======== The records
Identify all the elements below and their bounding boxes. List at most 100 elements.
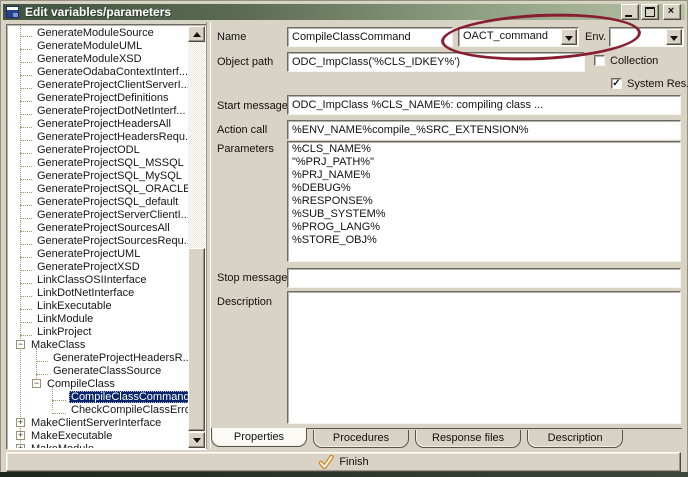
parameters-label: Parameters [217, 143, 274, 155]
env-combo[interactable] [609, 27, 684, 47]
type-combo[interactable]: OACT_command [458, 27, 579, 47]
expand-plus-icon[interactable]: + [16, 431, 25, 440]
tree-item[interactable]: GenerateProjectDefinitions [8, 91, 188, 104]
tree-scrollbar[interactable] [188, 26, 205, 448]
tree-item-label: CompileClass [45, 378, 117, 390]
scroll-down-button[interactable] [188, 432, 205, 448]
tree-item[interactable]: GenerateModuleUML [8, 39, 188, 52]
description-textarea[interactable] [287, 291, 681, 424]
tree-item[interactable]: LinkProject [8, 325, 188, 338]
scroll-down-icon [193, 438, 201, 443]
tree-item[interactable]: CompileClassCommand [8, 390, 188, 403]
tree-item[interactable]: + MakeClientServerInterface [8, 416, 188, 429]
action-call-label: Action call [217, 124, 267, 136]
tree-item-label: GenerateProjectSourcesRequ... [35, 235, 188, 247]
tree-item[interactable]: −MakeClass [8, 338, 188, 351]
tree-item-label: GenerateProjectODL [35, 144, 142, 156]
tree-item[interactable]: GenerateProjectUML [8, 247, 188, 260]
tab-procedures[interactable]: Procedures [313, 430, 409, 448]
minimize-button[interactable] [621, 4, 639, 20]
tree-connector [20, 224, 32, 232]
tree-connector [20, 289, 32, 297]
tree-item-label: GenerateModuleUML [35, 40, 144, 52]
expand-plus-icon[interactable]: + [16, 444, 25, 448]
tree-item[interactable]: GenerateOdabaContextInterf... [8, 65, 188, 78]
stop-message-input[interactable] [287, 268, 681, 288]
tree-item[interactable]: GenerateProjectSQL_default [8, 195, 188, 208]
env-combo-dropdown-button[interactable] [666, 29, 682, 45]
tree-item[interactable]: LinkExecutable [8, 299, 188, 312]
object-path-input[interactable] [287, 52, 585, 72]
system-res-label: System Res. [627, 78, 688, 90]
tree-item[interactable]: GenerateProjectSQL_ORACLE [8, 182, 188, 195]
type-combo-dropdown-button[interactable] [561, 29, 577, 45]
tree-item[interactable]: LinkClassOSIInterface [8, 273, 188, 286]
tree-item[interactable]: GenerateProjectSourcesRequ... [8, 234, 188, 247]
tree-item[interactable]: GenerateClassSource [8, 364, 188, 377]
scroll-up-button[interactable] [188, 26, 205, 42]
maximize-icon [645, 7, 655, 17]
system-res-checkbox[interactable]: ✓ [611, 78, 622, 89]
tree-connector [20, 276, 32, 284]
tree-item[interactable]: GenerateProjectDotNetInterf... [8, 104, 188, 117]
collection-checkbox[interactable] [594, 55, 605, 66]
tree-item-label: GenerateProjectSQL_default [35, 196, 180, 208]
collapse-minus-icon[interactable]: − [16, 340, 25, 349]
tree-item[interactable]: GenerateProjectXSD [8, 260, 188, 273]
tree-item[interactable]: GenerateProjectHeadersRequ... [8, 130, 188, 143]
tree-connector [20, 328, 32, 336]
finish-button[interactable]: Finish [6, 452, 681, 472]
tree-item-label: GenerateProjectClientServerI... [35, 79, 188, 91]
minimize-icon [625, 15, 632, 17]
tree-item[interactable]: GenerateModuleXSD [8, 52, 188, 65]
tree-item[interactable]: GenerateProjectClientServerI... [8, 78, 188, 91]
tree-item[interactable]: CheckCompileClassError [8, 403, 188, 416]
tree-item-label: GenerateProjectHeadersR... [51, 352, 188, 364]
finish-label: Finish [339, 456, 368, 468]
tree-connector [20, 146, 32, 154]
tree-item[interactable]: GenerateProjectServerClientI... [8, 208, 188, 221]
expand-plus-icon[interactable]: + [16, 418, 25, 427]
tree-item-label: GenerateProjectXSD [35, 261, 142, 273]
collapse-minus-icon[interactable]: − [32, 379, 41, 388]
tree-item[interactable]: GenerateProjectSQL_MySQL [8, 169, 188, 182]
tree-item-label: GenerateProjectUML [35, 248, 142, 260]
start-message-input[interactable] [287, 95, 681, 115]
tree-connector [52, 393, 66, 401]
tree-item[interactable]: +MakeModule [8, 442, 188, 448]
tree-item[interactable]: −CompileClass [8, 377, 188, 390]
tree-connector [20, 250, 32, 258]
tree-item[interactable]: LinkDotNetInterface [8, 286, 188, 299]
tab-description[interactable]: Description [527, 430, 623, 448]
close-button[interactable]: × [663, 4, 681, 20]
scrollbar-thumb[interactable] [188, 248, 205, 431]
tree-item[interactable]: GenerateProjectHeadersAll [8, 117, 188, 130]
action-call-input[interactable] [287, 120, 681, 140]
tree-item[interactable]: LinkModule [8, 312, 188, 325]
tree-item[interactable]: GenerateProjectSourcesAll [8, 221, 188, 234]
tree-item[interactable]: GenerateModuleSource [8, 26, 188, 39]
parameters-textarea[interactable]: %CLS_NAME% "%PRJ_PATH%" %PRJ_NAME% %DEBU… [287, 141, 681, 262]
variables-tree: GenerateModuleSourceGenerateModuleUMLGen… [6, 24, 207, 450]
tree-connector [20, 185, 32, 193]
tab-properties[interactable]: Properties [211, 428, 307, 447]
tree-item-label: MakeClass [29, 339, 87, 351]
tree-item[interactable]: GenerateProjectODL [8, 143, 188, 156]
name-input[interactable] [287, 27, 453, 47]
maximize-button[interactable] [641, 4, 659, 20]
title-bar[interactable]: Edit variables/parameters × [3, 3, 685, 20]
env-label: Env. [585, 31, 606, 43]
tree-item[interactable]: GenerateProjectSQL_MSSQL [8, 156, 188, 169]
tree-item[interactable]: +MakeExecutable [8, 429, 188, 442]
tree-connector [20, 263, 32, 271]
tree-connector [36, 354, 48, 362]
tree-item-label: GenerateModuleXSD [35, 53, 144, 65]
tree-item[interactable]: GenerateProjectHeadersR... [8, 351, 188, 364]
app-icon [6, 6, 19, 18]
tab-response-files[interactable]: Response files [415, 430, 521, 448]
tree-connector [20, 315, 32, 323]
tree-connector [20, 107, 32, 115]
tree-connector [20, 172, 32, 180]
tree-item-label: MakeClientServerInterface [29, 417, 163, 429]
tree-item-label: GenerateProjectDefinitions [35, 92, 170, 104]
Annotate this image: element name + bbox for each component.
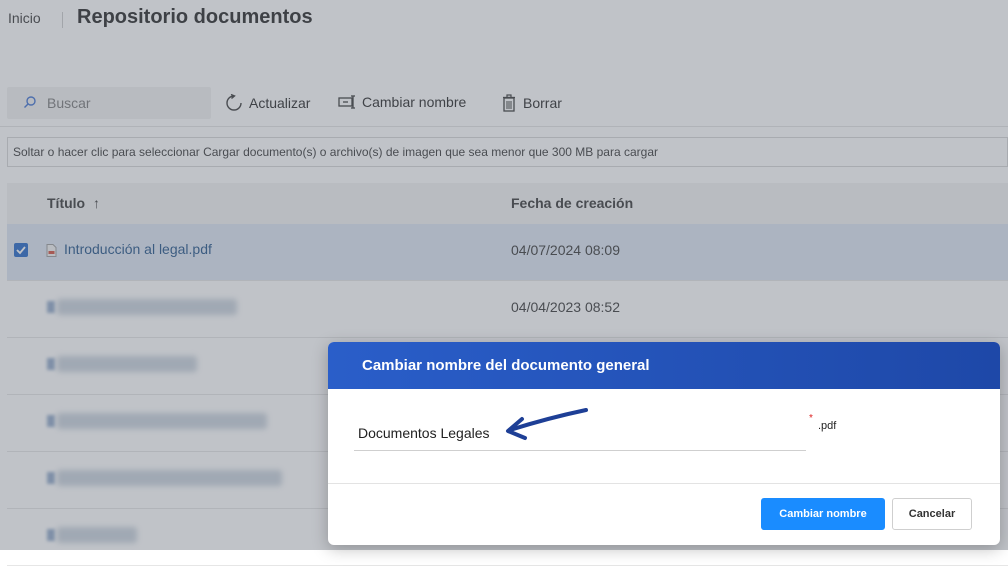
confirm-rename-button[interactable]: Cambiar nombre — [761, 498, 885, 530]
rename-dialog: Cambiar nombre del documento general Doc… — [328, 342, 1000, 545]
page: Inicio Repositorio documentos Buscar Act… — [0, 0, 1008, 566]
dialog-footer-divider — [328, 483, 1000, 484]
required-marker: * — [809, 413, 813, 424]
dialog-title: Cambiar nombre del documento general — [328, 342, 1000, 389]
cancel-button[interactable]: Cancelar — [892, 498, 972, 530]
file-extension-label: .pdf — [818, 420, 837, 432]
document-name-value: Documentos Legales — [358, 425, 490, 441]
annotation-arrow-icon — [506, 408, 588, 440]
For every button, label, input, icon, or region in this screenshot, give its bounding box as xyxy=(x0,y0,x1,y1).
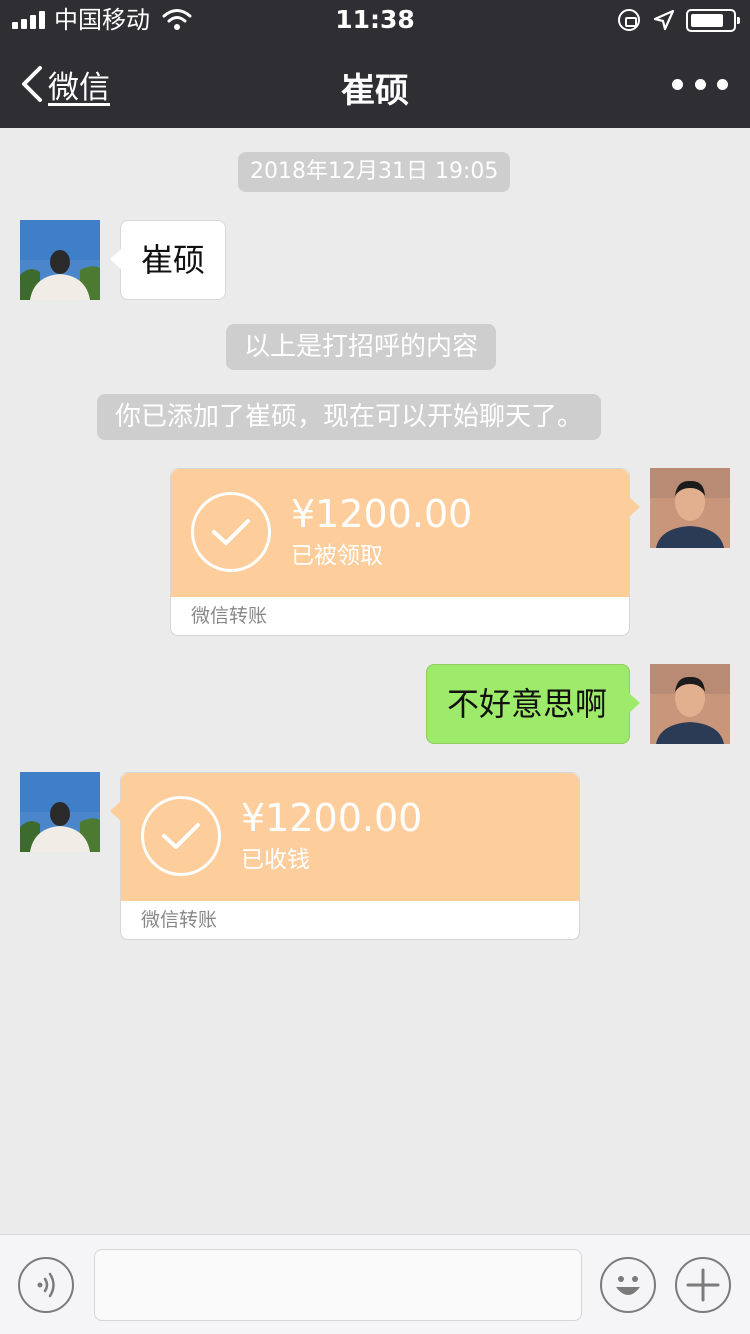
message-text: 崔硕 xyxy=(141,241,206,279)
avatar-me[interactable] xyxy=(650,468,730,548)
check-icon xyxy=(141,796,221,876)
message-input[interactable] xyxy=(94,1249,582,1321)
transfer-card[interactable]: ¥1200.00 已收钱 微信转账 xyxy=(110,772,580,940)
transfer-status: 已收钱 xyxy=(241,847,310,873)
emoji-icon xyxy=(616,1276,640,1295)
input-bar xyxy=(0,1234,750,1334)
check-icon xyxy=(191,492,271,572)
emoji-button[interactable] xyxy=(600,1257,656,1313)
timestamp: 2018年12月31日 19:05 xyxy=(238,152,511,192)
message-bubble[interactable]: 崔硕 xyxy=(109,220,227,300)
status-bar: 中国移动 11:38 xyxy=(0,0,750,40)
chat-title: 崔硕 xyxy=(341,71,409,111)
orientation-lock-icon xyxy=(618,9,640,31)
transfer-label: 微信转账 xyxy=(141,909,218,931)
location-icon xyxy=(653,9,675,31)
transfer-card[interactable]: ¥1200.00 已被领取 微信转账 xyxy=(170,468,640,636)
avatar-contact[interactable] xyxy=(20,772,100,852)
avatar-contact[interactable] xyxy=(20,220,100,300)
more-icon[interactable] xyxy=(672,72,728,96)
================
Work to complete
Output the lines of the data starting at the line containing "parameters-label: Parameters [217, 143, 274, 155]" and ending at the line containing "tree-item-label: CompileClass [45, 378, 117, 390]" as a Markdown table with the columns Row and Line, where Row is the line's number in order and Line is the line itself. Leave out any blank lines.

Reply
| Row | Line |
|---|---|
| 1 | parameters-label: Parameters [217, 143, 274, 155] |
| 2 | env-combo[interactable] [609, 27, 684, 47] |
| 3 | type-combo[interactable]: OACT_command [458, 27, 579, 47] |
| 4 | expand-plus-icon[interactable]: + [16, 431, 25, 440] |
| 5 | tree-item[interactable]: GenerateProjectDefinitions [8, 91, 188, 104] |
| 6 | tree-scrollbar[interactable] [188, 26, 205, 448] |
| 7 | tree-item-label: CompileClass [45, 378, 117, 390] |